[Entries with figure data]
■ ■ ■ ■
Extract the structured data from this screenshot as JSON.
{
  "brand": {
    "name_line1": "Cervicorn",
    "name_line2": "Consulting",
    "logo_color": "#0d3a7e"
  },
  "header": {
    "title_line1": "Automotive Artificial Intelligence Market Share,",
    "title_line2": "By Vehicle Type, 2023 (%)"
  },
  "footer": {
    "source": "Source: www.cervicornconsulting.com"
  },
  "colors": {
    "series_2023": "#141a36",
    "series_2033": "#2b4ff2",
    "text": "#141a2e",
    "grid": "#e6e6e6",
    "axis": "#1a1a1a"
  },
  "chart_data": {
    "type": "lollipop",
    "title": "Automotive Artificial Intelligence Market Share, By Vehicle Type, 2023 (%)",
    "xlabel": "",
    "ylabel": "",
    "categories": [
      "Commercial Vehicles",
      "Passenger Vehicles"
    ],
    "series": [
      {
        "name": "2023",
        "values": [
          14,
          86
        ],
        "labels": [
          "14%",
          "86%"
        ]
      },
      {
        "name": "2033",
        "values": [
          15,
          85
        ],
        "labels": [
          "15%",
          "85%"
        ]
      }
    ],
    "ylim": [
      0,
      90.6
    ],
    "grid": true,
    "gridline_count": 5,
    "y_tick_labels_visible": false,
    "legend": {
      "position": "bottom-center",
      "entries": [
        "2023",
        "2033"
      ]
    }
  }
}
■ ■ ■ ■
The problem —
Your task is to print the whole listing again exactly.

Problem solution —
Extract the structured data from this screenshot as JSON.
{
  "brand": {
    "name_line1": "Cervicorn",
    "name_line2": "Consulting",
    "logo_color": "#0d3a7e"
  },
  "header": {
    "title_line1": "Automotive Artificial Intelligence Market Share,",
    "title_line2": "By Vehicle Type, 2023 (%)"
  },
  "footer": {
    "source": "Source: www.cervicornconsulting.com"
  },
  "colors": {
    "series_2023": "#141a36",
    "series_2033": "#2b4ff2",
    "text": "#141a2e",
    "grid": "#e6e6e6",
    "axis": "#1a1a1a"
  },
  "chart_data": {
    "type": "lollipop",
    "title": "Automotive Artificial Intelligence Market Share, By Vehicle Type, 2023 (%)",
    "xlabel": "",
    "ylabel": "",
    "categories": [
      "Commercial Vehicles",
      "Passenger Vehicles"
    ],
    "series": [
      {
        "name": "2023",
        "values": [
          14,
          86
        ],
        "labels": [
          "14%",
          "86%"
        ]
      },
      {
        "name": "2033",
        "values": [
          15,
          85
        ],
        "labels": [
          "15%",
          "85%"
        ]
      }
    ],
    "ylim": [
      0,
      90.6
    ],
    "grid": true,
    "gridline_count": 5,
    "y_tick_labels_visible": false,
    "legend": {
      "position": "bottom-center",
      "entries": [
        "2023",
        "2033"
      ]
    }
  }
}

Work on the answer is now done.